Try it.
Determine the number of lines in the listing below that hold the word "März". Write the number alone.
+-------+
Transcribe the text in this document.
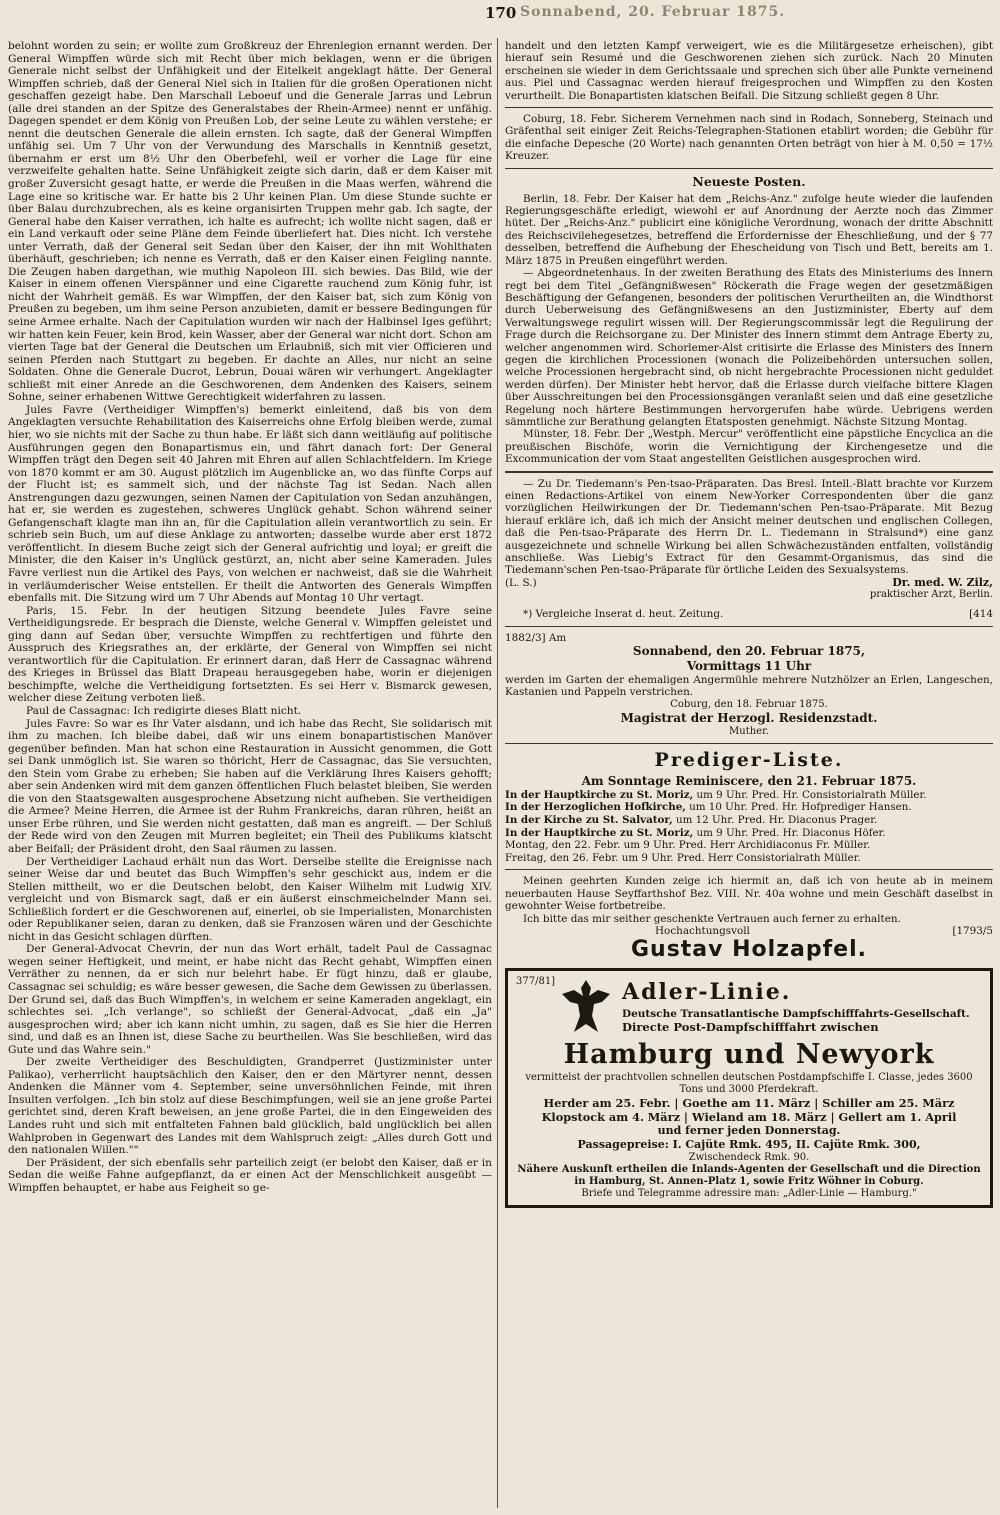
170 Sonnabend, 20. Februar 1875.

belohnt worden zu sein; er wollte zum Großkreuz der Ehrenlegion ernannt werden. Der General Wimpffen würde sich mit Recht über mich beklagen, wenn er die übrigen Generale nicht selbst der Unfähigkeit und der Eitelkeit angeklagt hätte. Der General Wimpffen schrieb, daß der General Niel sich in Italien für die großen Operationen nicht geschaffen gezeigt habe. Den Marschall Leboeuf und die Generale Jarras und Lebrun (alle drei standen an der Spitze des Generalstabes der Rhein-Armee) nennt er unfähig. Dagegen spendet er dem König von Preußen Lob, der seine Leute zu wählen verstehe; er nennt die deutschen Generale die allein ernsten. Ich sagte, daß der General Wimpffen unfähig sei. Um 7 Uhr von der Verwundung des Marschalls in Kenntniß gesetzt, übernahm er erst um 8½ Uhr den Oberbefehl, weil er vorher die Lage für eine verzweifelte gehalten hatte. Seine Unfähigkeit zeigte sich darin, daß er dem Kaiser mit großer Zuversicht gesagt hatte, er werde die Preußen in die Maas werfen, während die Lage eine so kritische war. Er hatte bis 2 Uhr keinen Plan. Um diese Stunde suchte er über Balau durchzubrechen, als es keine organisirten Truppen mehr gab. Ich sagte, der General habe den Kaiser verrathen, ich halte es aufrecht; ich wollte nicht sagen, daß er ein Land verkauft oder seine Pläne dem Feinde überliefert hat. Dies nicht. Ich verstehe unter Verrath, daß der General seit Sedan über den Kaiser, der ihn mit Wohlthaten überhäuft, geschrieben; ich nenne es Verrath, daß er den Kaiser einen Feigling nannte. Die Zeugen haben dargethan, wie muthig Napoleon III. sich bewies. Das Bild, wie der Kaiser in einem offenen Vierspänner und eine Cigarette rauchend zum König fuhr, ist nicht der Wahrheit gemäß. Es war Wimpffen, der den Kaiser bat, sich zum König von Preußen zu begeben, um ihm seine Person anzubieten, damit er bessere Bedingungen für seine Armee erhalte. Nach der Capitulation wurden wir nach der Halbinsel Iges geführt; wir hatten kein Feuer, kein Brod, kein Wasser, aber der General war nicht dort. Schon am vierten Tage bat der General die Deutschen um Erlaubniß, sich mit vier Officieren und seinen Pferden nach Stuttgart zu begeben. Er dachte an Alles, nur nicht an seine Soldaten. Ohne die Generale Ducrot, Lebrun, Douai wären wir verhungert. Angeklagter schließt mit einer Anrede an die Geschworenen, dem Andenken des Kaisers, seinem Sohne, seiner erhabenen Wittwe Gerechtigkeit widerfahren zu lassen.

Jules Favre (Vertheidiger Wimpffen's) bemerkt einleitend, daß bis von dem Angeklagten versuchte Rehabilitation des Kaiserreichs ohne Erfolg bleiben werde, zumal hier, wo sie nichts mit der Sache zu thun habe. Er läßt sich dann weitläufig auf politische Ausführungen gegen den Bonapartismus ein, und fährt danach fort: Der General Wimpffen trägt den Degen seit 40 Jahren mit Ehren auf allen Schlachtfeldern. Im Kriege von 1870 kommt er am 30. August plötzlich im Augenblicke an, wo das fünfte Corps auf der Flucht ist; es sammelt sich, und der nächste Tag ist Sedan. Nach allen Anstrengungen dazu gezwungen, seinen Namen der Capitulation von Sedan anzuhängen, hat er, sie werden es zugestehen, schweres Unglück gehabt. Schon während seiner Gefangenschaft klagte man ihn an, für die Capitulation allein verantwortlich zu sein. Er schrieb sein Buch, um auf diese Anklage zu antworten; dasselbe wurde aber erst 1872 veröffentlicht. In diesem Buche zeigt sich der General aufrichtig und loyal; er greift die Minister, die den Kaiser in's Unglück gestürzt, an, nicht aber seine Kameraden. Jules Favre verliest nun die Artikel des Pays, von welchen er nachweist, daß sie die Wahrheit in verläumderischer Weise entstellen. Er theilt die Antworten des Generals Wimpffen ebenfalls mit. Die Sitzung wird um 7 Uhr Abends auf Montag 10 Uhr vertagt.

Paris, 15. Febr. In der heutigen Sitzung beendete Jules Favre seine Vertheidigungsrede. Er besprach die Dienste, welche General v. Wimpffen geleistet und ging dann auf Sedan über, versuchte Wimpffen zu rechtfertigen und führte den Ausspruch des Kriegsrathes an, der erklärte, der General von Wimpffen sei nicht verantwortlich für die Capitulation. Er erinnert daran, daß Herr de Cassagnac während des Krieges in Brüssel das Blatt Drapeau herausgegeben habe, worin er diejenigen beschimpfte, welche die Vertheidigung fortsetzten. Es sei Herr v. Bismarck gewesen, welcher diese Zeitung verboten ließ.

Paul de Cassagnac: Ich redigirte dieses Blatt nicht.

Jules Favre: So war es Ihr Vater alsdann, und ich habe das Recht, Sie solidarisch mit ihm zu machen. Ich bleibe dabei, daß wir uns einem bonapartistischen Manöver gegenüber befinden. Man hat schon eine Restauration in Aussicht genommen, die Gott sei Dank unmöglich ist. Sie waren so thöricht, Herr de Cassagnac, das Sie versuchten, den Stein vom Grabe zu erheben; Sie haben auf die Verklärung Ihres Kaisers gehofft; aber sein Andenken wird mit dem ganzen öffentlichen Fluch belastet bleiben, Sie werden die von den Staatsgewalten ausgesprochene Absetzung nicht aufheben. Sie vertheidigen die Armee? Meine Herren, die Armee ist der Ruhm Frankreichs, daran rühren, heißt an unser Erbe rühren, und Sie werden nicht gestatten, daß man es angreift. — Der Schluß der Rede wird von den Zeugen mit Murren begleitet; ein Theil des Publikums klatscht aber Beifall; der Präsident droht, den Saal räumen zu lassen.

Der Vertheidiger Lachaud erhält nun das Wort. Derselbe stellte die Ereignisse nach seiner Weise dar und beutet das Buch Wimpffen's sehr geschickt aus, indem er die Stellen mittheilt, wo er die Deutschen belobt, den Kaiser Wilhelm mit Ludwig XIV. vergleicht und von Bismarck sagt, daß er ein äußerst einschmeichelnder Mann sei. Schließlich fordert er die Geschworenen auf, einerlei, ob sie Imperialisten, Monarchisten oder Republikaner seien, daran zu denken, daß sie Franzosen wären und der Geschichte nicht in das Gesicht schlagen dürften.

Der General-Advocat Chevrin, der nun das Wort erhält, tadelt Paul de Cassagnac wegen seiner Heftigkeit, und meint, er habe nicht das Recht gehabt, Wimpffen einen Verräther zu nennen, da er sich nur belehrt habe. Er fügt hinzu, daß er glaube, Cassagnac sei schuldig; es wäre besser gewesen, die Sache dem Gewissen zu überlassen. Der Grund sei, daß das Buch Wimpffen's, in welchem er seine Kameraden angeklagt, ein schlechtes sei. „Ich verlange", so schließt der General-Advocat, „daß ein „Ja" ausgesprochen wird; aber ich kann nicht umhin, zu sagen, daß es Sie hier die Herren sind, und daß es an Ihnen ist, diese Sache zu beurtheilen. Was Sie beschließen, wird das Gute und das Wahre sein."

Der zweite Vertheidiger des Beschuldigten, Grandperret (Justizminister unter Palikao), verherrlicht hauptsächlich den Kaiser, den er den Märtyrer nennt, dessen Andenken die Männer vom 4. September, seine unversöhnlichen Feinde, mit ihren Insulten verfolgen. „Ich bin stolz auf diese Beschimpfungen, weil sie an jene große Partei gerichtet sind, deren Kraft beweisen, an jene große Partei, die in den Eingeweiden des Landes ruht und sich mit entfalteten Fahnen bald glücklich, bald unglücklich bei allen Wahlproben in Gegenwart des Landes mit dem Wahlspruch zeigt: „Alles durch Gott und den nationalen Willen.""

Der Präsident, der sich ebenfalls sehr parteilich zeigt (er belobt den Kaiser, daß er in Sedan die weiße Fahne aufgepflanzt, da er einen Act der Menschlichkeit ausgeübt — Wimpffen behauptet, er habe aus Feigheit so ge-

handelt und den letzten Kampf verweigert, wie es die Militärgesetze erheischen), gibt hierauf sein Resumé und die Geschworenen ziehen sich zurück. Nach 20 Minuten erscheinen sie wieder in dem Gerichtssaale und sprechen sich über alle Punkte verneinend aus. Piel und Cassagnac werden hierauf freigesprochen und Wimpffen zu den Kosten verurtheilt. Die Bonapartisten klatschen Beifall. Die Sitzung schließt gegen 8 Uhr.

Coburg, 18. Febr. Sicherem Vernehmen nach sind in Rodach, Sonneberg, Steinach und Gräfenthal seit einiger Zeit Reichs-Telegraphen-Stationen etablirt worden; die Gebühr für die einfache Depesche (20 Worte) nach genannten Orten beträgt von hier à M. 0,50 = 17½ Kreuzer.

Neueste Posten.

Berlin, 18. Febr. Der Kaiser hat dem „Reichs-Anz." zufolge heute wieder die laufenden Regierungsgeschäfte erledigt, wiewohl er auf Anordnung der Aerzte noch das Zimmer hütet. Der „Reichs-Anz." publicirt eine königliche Verordnung, wonach der dritte Abschnitt des Reichscivilehegesetzes, betreffend die Erfordernisse der Eheschließung, und der § 77 desselben, betreffend die Aufhebung der Ehescheidung von Tisch und Bett, bereits am 1. März 1875 in Preußen eingeführt werden.

— Abgeordnetenhaus. In der zweiten Berathung des Etats des Ministeriums des Innern regt bei dem Titel „Gefängnißwesen" Röckerath die Frage wegen der gesetzmäßigen Beschäftigung der Gefangenen, besonders der politischen Verurtheilten an, die Windthorst durch Ueberweisung des Gefängnißwesens an den Justizminister, Eberty auf dem Verwaltungswege regulirt wissen will. Der Regierungscommissär legt die Regulirung der Frage durch die Reichsorgane zu. Der Minister des Innern stimmt dem Antrage Eberty zu, welcher angenommen wird. Schorlemer-Alst critisirte die Erlasse des Ministers des Innern gegen die kirchlichen Processionen (wonach die Polizeibehörden untersuchen sollen, welche Processionen hergebracht sind, ob nicht hergebrachte Processionen nicht geduldet werden dürfen). Der Minister hebt hervor, daß die Erlasse durch vielfache bittere Klagen über Ausschreitungen bei den Processionsgängen veranlaßt seien und daß eine gesetzliche Regelung noch härtere Bestimmungen hervorgerufen habe würde. Uebrigens werden sämmtliche zur Berathung gelangten Etatsposten genehmigt. Nächste Sitzung Montag.

Münster, 18. Febr. Der „Westph. Mercur" veröffentlicht eine päpstliche Encyclica an die preußischen Bischöfe, worin die Vernichtigung der Kirchengesetze und die Excommunication der vom Staat angestellten Geistlichen ausgesprochen wird.

— Zu Dr. Tiedemann's Pen-tsao-Präparaten. Das Bresl. Intell.-Blatt brachte vor Kurzem einen Redactions-Artikel von einem New-Yorker Correspondenten über die ganz vorzüglichen Heilwirkungen der Dr. Tiedemann'schen Pen-tsao-Präparate. Mit Bezug hierauf erkläre ich, daß ich mich der Ansicht meiner deutschen und englischen Collegen, daß die Pen-tsao-Präparate des Herrn Dr. L. Tiedemann in Stralsund*) eine ganz ausgezeichnete und schnelle Wirkung bei allen Schwächezuständen entfalten, vollständig anschließe. Was Liebig's Extract für den Gesammt-Organismus, das sind die Tiedemann'schen Pen-tsao-Präparate für örtliche Leiden des Sexualsystems.

(L. S.)	Dr. med. W. Zilz,
praktischer Arzt, Berlin.
*) Vergleiche Inserat d. heut. Zeitung.	[414
1882/3] Am
Sonnabend, den 20. Februar 1875,
Vormittags 11 Uhr

werden im Garten der ehemaligen Angermühle mehrere Nutzhölzer an Erlen, Langeschen, Kastanien und Pappeln verstrichen.

Coburg, den 18. Februar 1875.
Magistrat der Herzogl. Residenzstadt.
Muther.
Prediger-Liste.
Am Sonntage Reminiscere, den 21. Februar 1875.
In der Hauptkirche zu St. Moriz, um 9 Uhr. Pred. Hr. Consistorialrath Müller.
In der Herzoglichen Hofkirche, um 10 Uhr. Pred. Hr. Hofprediger Hansen.
In der Kirche zu St. Salvator, um 12 Uhr. Pred. Hr. Diaconus Prager.
In der Hauptkirche zu St. Moriz, um 9 Uhr. Pred. Hr. Diaconus Höfer.
Montag, den 22. Febr. um 9 Uhr. Pred. Herr Archidiaconus Fr. Müller.
Freitag, den 26. Febr. um 9 Uhr. Pred. Herr Consistorialrath Müller.

Meinen geehrten Kunden zeige ich hiermit an, daß ich von heute ab in meinem neuerbauten Hause Seyffarthshof Bez. VIII. Nr. 40a wohne und mein Geschäft daselbst in gewohnter Weise fortbetreibe.

Ich bitte das mir seither geschenkte Vertrauen auch ferner zu erhalten.

Hochachtungsvoll	[1793/5
Gustav Holzapfel.
377/81]	Adler-Linie.
Deutsche Transatlantische Dampfschifffahrts-Gesellschaft.
Directe Post-Dampfschifffahrt zwischen
Hamburg und Newyork
vermittelst der prachtvollen schnellen deutschen Postdampfschiffe I. Classe, jedes 3600 Tons und 3000 Pferdekraft.
Herder am 25. Febr. | Goethe am 11. März | Schiller am 25. März
Klopstock am 4. März | Wieland am 18. März | Gellert am 1. April
und ferner jeden Donnerstag.
Passagepreise: I. Cajüte Rmk. 495, II. Cajüte Rmk. 300,
Zwischendeck Rmk. 90.
Nähere Auskunft ertheilen die Inlands-Agenten der Gesellschaft und die Direction in Hamburg, St. Annen-Platz 1, sowie Fritz Wöhner in Coburg.
Briefe und Telegramme adressire man: „Adler-Linie — Hamburg."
+-------+
Result.
3